EXERCISE DESCRIPTION:
Return the rows below word for word, starting with the first row and going on through the row that contains "user-avatar[interactable]: [2479, 34, 2544, 98]", both included.
◆ ◆ ◆ ◆ ◆
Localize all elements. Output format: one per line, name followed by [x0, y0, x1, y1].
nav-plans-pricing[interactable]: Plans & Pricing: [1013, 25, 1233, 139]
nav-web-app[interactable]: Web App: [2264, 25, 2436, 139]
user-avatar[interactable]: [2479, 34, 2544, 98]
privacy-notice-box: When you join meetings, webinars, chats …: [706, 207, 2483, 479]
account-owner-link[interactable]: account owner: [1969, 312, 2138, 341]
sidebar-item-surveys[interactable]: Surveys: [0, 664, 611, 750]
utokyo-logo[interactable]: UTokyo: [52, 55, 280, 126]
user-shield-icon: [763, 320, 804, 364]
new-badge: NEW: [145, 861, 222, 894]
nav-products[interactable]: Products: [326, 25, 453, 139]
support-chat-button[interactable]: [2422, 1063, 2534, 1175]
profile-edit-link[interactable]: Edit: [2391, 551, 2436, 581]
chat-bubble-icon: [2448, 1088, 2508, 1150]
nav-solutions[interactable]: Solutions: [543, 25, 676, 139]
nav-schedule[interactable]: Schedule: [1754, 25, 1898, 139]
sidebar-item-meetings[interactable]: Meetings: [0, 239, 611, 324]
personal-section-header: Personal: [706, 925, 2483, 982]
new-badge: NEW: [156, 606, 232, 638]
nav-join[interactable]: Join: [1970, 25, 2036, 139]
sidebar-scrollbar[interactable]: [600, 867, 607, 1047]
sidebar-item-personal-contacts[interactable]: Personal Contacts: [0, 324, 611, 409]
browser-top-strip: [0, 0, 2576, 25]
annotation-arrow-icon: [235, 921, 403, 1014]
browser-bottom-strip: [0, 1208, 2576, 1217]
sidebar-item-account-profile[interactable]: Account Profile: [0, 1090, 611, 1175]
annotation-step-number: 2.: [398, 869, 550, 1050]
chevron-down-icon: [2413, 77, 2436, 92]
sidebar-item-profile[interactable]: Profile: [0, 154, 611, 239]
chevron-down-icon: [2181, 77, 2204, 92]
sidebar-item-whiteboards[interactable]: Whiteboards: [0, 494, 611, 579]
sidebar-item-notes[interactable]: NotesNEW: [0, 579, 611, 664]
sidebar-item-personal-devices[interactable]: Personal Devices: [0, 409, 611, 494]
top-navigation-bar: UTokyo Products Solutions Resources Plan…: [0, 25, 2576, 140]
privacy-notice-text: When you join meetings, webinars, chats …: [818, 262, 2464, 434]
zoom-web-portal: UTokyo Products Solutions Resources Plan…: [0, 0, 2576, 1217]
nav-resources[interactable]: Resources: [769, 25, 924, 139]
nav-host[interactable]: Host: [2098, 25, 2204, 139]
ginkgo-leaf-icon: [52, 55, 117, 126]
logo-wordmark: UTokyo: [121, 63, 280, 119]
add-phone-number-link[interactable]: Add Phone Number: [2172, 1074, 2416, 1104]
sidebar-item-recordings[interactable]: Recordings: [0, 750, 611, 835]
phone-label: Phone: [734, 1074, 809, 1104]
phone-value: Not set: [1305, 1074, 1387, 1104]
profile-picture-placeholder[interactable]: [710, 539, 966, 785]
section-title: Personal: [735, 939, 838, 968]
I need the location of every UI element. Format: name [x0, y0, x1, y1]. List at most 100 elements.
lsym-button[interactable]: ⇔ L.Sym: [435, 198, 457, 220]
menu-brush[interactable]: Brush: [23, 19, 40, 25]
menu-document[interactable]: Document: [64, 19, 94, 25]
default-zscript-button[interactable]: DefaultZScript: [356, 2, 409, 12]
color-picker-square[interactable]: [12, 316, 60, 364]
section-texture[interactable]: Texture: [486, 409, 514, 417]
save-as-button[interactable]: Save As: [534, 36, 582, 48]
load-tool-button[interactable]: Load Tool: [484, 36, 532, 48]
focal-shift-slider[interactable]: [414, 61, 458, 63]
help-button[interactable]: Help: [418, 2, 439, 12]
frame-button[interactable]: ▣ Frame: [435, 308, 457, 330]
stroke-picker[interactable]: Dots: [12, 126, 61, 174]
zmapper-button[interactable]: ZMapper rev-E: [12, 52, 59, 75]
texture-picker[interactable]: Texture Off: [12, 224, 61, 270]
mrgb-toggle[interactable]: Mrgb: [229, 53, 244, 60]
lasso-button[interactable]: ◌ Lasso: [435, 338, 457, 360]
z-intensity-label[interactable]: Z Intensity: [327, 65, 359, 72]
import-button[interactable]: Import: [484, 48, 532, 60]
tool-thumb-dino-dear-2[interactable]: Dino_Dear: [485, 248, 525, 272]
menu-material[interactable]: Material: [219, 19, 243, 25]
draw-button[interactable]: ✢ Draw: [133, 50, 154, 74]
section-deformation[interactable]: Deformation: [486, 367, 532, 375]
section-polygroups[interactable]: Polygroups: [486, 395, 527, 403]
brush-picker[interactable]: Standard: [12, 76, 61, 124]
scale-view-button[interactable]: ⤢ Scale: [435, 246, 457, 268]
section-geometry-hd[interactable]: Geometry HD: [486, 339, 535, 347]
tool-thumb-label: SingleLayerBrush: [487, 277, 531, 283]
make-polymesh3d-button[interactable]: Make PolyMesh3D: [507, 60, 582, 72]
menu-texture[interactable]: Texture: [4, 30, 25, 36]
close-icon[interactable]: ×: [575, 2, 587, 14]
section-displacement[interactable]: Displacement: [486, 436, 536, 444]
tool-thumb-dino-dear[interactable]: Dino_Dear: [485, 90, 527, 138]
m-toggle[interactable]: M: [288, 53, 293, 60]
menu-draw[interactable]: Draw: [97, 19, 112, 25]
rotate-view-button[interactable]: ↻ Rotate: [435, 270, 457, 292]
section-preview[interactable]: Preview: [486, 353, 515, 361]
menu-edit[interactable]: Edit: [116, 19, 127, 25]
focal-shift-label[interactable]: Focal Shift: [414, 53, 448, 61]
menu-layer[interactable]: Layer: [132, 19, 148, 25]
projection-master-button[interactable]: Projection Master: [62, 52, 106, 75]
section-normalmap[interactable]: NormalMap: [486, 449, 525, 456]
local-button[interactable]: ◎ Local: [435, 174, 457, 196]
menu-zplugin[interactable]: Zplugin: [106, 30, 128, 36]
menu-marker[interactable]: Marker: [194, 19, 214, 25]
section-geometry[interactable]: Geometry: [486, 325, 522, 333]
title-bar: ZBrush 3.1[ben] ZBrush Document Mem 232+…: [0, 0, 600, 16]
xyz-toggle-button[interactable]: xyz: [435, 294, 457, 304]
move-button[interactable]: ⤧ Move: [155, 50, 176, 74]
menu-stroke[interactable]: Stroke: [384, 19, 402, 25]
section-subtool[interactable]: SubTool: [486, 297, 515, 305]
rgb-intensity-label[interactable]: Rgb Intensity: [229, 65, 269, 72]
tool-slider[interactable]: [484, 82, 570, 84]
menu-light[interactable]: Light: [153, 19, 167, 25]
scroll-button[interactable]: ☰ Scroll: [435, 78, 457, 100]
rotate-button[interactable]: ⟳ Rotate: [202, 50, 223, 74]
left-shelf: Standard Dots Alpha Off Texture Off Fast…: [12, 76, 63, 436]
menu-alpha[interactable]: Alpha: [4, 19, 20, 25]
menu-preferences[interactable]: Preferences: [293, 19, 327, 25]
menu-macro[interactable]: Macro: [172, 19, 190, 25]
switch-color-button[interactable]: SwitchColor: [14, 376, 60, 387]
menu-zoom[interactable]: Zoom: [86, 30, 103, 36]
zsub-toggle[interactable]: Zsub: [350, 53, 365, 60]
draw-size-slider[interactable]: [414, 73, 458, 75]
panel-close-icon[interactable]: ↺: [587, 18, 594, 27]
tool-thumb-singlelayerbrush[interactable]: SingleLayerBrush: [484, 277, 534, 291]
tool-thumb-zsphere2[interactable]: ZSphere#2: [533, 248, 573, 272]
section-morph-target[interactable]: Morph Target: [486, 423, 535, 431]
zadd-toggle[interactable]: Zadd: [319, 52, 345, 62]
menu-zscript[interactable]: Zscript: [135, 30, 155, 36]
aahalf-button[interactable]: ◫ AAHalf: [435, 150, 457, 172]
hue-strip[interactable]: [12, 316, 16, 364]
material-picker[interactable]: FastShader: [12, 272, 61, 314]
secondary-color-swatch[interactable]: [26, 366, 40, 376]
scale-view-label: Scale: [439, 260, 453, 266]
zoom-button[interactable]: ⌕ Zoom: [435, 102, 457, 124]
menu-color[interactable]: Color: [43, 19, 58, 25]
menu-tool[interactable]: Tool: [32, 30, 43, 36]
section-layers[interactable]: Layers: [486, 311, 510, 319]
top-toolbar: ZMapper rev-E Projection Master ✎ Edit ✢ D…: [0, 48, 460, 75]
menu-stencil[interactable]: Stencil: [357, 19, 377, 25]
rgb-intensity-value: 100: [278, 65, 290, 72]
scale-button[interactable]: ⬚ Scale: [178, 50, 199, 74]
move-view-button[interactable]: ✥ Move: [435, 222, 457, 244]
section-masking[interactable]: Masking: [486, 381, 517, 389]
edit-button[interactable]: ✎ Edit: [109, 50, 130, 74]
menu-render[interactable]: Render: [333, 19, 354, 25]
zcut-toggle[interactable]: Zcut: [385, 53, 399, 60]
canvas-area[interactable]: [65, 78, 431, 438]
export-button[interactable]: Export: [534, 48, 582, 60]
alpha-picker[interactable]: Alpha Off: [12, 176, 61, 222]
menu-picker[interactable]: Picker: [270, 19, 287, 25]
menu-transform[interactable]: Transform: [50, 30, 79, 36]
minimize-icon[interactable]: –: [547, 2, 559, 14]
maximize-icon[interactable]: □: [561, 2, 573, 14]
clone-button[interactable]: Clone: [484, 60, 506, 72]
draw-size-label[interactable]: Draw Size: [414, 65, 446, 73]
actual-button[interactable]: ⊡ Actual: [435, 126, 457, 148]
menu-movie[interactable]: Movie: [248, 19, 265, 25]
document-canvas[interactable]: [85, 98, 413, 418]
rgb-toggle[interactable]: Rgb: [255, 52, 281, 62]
◆ ◆ ◆ ◆ ◆
CORRECT RESPONSE:
Localize all elements. Output format: one per line, name followed by [x0, y0, x1, y1].
nav-plans-pricing[interactable]: Plans & Pricing: [1013, 25, 1233, 139]
nav-web-app[interactable]: Web App: [2264, 25, 2436, 139]
user-avatar[interactable]: [2479, 34, 2544, 98]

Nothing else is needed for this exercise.